• DO THIS:
Find the lines that hold the word "gaps" and return them.

• PROVIDED INFORMATION:

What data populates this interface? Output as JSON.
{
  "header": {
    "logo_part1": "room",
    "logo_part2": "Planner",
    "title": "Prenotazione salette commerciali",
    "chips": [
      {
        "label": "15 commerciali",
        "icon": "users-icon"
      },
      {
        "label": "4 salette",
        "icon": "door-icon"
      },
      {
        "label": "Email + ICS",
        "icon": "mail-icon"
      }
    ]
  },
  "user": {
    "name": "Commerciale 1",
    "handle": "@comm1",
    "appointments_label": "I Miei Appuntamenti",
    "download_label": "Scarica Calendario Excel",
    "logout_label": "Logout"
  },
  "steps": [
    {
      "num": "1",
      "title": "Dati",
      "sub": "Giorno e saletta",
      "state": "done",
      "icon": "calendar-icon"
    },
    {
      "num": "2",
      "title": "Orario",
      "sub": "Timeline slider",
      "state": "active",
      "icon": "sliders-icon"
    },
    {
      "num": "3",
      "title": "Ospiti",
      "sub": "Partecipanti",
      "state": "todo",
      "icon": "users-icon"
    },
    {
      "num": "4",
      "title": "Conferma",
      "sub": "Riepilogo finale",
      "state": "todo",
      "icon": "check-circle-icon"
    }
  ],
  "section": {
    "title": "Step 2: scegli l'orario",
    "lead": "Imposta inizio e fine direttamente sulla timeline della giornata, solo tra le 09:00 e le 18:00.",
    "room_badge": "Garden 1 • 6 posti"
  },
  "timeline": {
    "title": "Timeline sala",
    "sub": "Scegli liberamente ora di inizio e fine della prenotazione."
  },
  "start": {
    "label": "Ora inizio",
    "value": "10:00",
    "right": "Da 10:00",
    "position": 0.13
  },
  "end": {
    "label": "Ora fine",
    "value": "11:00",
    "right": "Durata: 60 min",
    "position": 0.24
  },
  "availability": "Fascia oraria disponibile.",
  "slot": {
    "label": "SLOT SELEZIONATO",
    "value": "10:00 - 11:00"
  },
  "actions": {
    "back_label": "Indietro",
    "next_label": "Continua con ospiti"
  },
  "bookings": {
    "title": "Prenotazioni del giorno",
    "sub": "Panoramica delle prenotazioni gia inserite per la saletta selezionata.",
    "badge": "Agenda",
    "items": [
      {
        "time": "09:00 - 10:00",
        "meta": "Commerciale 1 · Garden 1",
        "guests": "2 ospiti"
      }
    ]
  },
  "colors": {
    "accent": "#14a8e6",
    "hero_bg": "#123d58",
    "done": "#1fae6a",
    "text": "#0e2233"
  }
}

* * *

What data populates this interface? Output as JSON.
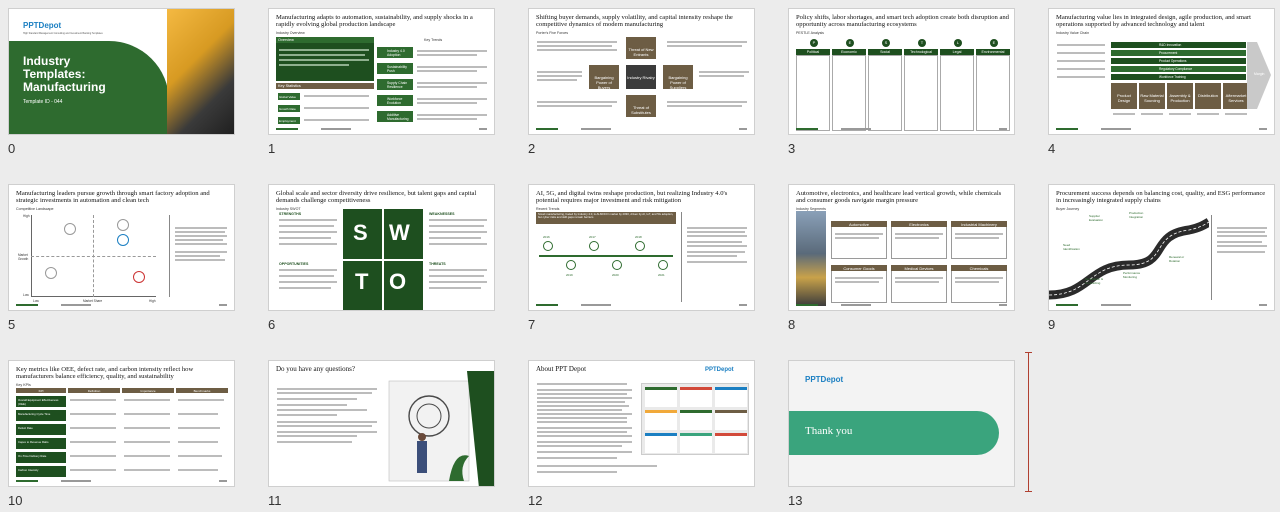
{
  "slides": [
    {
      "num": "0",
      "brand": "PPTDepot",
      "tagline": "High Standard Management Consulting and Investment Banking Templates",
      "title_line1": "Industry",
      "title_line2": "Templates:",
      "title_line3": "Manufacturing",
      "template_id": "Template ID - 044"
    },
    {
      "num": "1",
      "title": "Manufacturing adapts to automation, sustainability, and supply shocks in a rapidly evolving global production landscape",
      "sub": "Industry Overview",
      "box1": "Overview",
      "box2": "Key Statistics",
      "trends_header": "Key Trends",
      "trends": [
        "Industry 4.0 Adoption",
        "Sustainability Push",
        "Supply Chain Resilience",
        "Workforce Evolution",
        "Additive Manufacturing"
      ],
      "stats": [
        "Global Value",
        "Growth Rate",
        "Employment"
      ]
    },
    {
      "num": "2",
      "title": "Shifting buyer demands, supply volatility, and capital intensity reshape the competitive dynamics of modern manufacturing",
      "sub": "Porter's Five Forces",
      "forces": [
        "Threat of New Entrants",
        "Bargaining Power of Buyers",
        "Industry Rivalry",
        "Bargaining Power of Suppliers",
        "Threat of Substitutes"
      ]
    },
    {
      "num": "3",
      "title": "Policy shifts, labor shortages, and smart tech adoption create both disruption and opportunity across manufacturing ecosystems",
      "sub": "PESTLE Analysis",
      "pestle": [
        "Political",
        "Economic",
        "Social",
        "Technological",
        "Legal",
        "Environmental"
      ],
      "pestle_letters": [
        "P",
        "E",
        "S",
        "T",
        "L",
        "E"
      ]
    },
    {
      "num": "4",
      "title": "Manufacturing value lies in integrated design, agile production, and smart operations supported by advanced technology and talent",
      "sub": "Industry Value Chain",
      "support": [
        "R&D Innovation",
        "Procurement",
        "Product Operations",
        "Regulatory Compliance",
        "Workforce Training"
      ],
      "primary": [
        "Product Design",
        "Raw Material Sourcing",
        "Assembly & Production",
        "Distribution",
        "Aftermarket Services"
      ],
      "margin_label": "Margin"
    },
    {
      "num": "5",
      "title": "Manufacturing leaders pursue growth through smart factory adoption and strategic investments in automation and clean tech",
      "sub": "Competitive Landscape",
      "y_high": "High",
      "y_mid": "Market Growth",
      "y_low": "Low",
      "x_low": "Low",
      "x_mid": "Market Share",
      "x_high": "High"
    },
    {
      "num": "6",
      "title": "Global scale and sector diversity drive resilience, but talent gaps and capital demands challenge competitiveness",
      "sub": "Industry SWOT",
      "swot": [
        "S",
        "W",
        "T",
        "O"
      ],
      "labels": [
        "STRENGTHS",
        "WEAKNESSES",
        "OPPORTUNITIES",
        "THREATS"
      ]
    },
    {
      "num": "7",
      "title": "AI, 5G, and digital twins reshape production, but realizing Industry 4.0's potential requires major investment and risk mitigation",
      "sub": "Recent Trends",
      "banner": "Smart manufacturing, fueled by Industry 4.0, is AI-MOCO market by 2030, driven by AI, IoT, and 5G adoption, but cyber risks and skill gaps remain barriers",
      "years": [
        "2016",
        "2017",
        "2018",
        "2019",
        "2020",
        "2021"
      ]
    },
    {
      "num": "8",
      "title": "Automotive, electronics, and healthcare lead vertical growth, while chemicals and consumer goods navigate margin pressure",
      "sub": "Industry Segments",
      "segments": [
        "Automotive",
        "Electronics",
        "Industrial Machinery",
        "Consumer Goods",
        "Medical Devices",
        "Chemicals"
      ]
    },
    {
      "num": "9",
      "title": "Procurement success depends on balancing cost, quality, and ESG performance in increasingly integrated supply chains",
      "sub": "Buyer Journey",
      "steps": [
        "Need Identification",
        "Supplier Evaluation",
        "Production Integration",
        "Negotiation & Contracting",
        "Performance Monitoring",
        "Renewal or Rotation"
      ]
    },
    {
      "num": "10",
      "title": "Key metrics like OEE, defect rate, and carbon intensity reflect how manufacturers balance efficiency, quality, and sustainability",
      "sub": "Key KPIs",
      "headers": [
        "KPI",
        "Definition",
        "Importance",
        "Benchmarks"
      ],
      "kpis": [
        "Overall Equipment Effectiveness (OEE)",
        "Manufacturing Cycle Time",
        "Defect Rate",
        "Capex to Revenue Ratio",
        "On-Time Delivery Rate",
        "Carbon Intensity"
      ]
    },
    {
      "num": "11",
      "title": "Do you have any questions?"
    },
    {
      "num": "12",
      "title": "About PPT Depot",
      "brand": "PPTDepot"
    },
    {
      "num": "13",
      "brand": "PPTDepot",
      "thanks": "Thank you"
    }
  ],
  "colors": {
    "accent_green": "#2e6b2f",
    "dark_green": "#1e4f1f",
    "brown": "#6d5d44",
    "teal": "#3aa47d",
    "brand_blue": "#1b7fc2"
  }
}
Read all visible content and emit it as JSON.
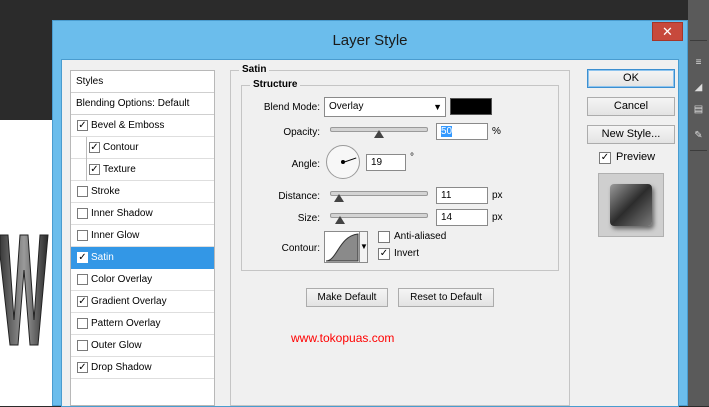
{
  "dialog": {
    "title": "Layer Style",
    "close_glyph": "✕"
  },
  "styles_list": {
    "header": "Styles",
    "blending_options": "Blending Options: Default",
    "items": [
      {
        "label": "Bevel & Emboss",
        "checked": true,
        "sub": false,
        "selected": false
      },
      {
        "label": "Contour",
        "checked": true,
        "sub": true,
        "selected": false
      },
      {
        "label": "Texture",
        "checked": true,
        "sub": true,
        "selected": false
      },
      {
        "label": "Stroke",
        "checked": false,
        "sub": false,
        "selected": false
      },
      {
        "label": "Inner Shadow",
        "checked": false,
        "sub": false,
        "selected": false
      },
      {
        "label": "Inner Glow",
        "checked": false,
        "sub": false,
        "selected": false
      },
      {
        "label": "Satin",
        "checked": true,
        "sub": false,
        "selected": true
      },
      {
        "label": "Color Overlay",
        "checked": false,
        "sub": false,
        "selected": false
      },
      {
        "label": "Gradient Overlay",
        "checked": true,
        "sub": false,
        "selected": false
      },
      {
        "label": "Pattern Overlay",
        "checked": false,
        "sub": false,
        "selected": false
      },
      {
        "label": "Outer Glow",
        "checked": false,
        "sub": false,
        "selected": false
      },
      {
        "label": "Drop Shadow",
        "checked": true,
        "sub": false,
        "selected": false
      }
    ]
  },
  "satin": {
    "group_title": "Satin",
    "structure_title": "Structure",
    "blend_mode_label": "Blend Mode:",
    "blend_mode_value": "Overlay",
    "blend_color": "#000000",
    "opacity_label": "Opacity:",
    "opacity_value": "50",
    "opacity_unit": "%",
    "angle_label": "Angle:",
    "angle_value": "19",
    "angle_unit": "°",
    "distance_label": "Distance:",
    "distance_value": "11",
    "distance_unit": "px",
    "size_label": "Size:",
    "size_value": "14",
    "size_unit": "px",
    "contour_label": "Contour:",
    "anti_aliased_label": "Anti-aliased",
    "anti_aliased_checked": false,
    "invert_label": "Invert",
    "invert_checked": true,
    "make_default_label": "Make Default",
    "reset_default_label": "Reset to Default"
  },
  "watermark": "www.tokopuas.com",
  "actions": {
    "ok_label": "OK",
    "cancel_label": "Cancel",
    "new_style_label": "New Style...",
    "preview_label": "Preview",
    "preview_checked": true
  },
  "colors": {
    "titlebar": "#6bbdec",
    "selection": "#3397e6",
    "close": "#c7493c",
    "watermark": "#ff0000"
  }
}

...

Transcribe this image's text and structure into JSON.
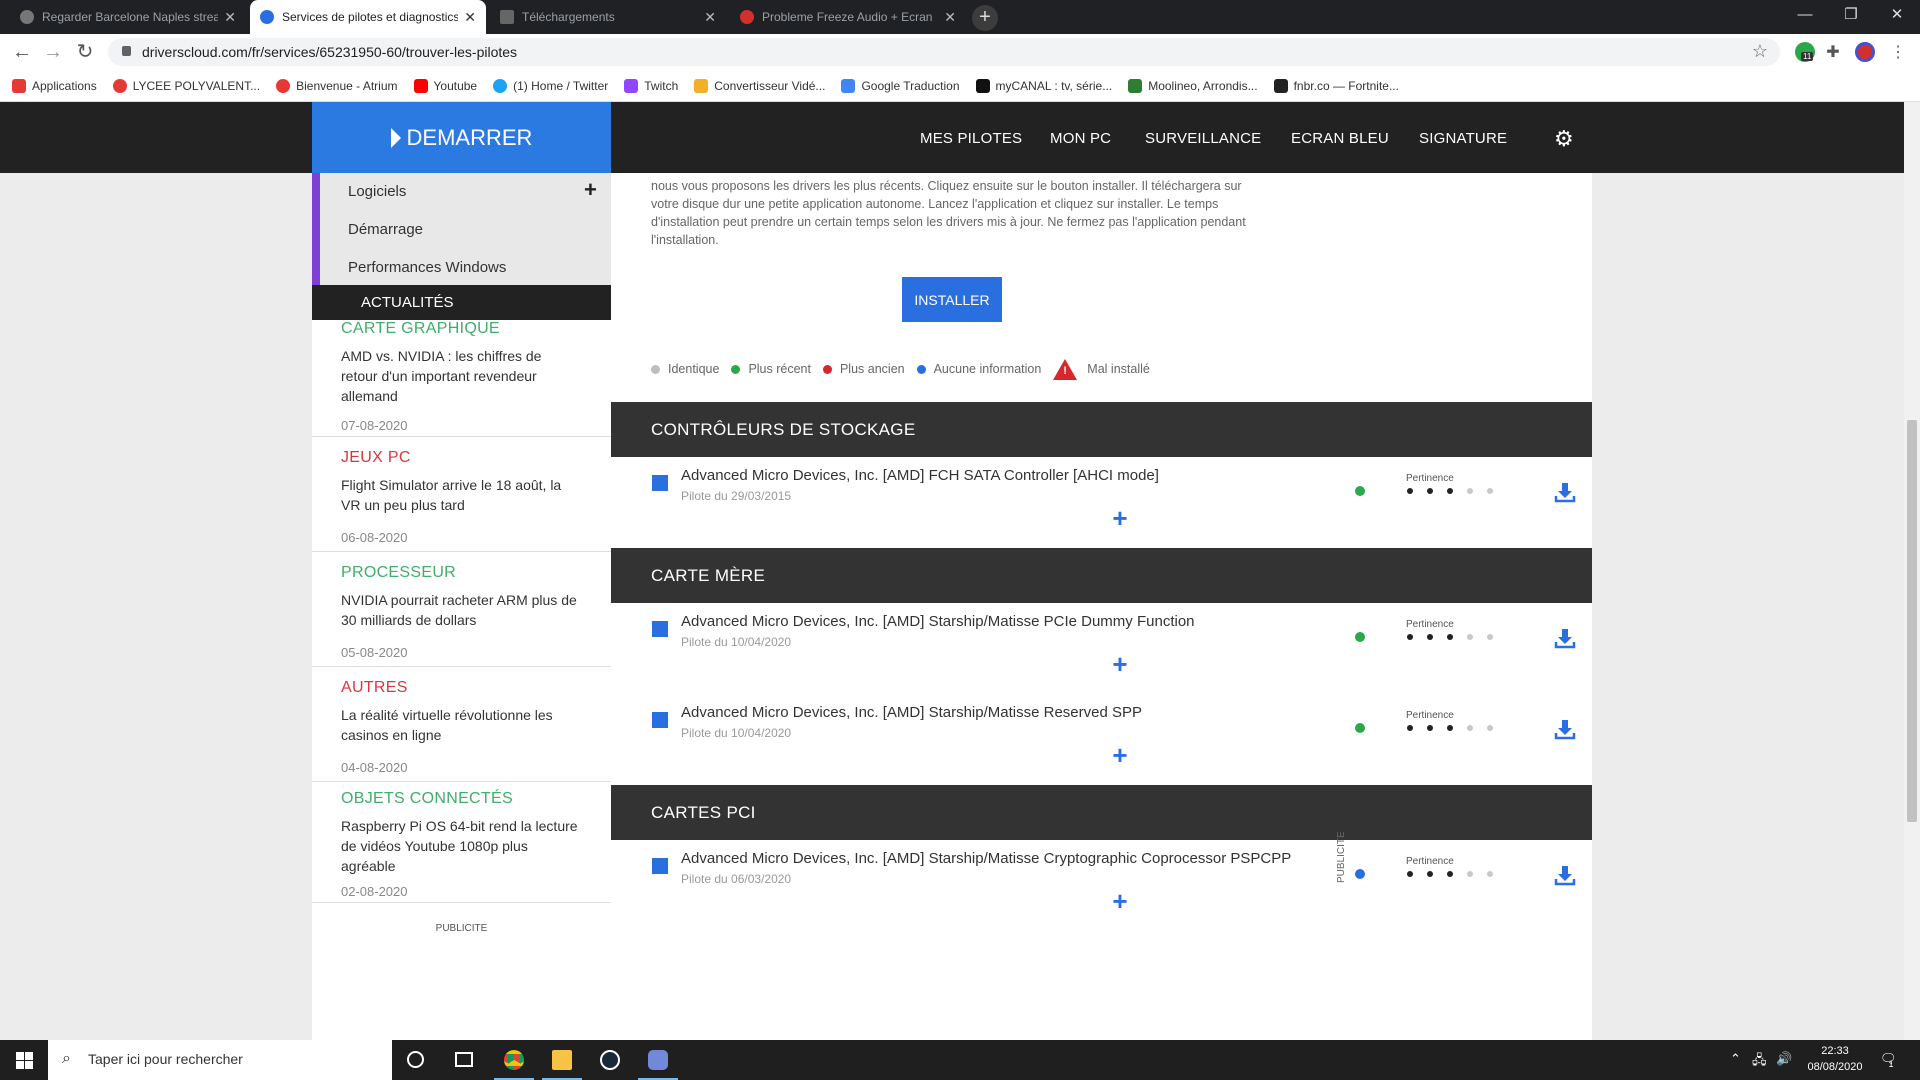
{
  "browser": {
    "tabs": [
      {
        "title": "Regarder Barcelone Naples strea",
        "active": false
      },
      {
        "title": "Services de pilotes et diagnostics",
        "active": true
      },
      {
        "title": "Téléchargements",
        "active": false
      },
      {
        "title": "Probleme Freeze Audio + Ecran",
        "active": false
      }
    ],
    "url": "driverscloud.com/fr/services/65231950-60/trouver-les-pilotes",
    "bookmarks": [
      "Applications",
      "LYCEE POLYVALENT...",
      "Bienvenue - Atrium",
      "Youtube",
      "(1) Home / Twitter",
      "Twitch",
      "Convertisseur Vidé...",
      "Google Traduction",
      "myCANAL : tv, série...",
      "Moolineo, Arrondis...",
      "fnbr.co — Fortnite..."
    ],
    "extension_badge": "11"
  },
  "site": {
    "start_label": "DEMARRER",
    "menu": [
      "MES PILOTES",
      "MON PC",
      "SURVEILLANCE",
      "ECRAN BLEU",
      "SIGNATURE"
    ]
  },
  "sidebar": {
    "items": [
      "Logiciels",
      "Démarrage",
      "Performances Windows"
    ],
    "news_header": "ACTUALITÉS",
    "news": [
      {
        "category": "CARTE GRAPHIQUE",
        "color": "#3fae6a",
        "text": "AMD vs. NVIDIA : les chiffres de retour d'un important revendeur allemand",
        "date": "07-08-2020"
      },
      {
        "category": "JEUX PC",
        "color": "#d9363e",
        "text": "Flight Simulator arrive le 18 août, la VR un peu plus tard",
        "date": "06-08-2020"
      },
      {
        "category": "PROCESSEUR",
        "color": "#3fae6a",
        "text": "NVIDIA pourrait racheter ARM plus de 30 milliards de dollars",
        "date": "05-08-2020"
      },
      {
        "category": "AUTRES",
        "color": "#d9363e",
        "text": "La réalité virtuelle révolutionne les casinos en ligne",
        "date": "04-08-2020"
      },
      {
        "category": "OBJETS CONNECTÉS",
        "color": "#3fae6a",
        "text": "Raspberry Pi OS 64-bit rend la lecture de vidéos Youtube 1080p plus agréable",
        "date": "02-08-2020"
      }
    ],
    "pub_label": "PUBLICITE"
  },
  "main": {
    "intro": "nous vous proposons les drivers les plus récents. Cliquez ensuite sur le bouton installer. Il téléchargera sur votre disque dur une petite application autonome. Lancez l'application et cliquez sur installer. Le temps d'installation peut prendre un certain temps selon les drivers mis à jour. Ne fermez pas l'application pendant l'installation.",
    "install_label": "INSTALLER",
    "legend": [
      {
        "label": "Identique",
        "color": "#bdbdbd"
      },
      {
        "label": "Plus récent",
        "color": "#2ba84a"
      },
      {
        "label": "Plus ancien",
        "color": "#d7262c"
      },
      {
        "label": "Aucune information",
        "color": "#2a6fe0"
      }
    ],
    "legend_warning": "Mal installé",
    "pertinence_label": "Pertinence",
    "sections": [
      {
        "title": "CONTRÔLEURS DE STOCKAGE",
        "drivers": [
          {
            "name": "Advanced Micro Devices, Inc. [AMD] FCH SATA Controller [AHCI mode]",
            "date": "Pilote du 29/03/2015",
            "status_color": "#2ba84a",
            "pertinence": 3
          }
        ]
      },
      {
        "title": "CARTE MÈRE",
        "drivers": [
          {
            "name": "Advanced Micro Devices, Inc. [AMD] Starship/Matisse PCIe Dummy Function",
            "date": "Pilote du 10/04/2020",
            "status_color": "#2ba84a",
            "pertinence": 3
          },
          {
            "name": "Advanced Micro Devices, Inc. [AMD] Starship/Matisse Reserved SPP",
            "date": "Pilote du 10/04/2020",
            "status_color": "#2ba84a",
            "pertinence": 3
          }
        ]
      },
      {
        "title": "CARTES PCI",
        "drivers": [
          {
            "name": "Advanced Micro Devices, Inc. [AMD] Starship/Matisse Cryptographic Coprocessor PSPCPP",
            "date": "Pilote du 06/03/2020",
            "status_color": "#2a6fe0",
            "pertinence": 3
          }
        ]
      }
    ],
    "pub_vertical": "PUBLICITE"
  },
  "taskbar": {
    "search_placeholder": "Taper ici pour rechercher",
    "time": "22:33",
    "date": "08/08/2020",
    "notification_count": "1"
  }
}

• RESPONSE FOR THIS EXERCISE:
      "title": "Global scale and sector diversity drive resilience, but talent gaps and capital demands challenge competitiveness",
      "banner": "Smart manufacturing, fueled by Industry 4.0, is AI-MOCO market by 2030, driven by AI, IoT, and 5G adoption, but cyber risks and skill gaps remain barriers",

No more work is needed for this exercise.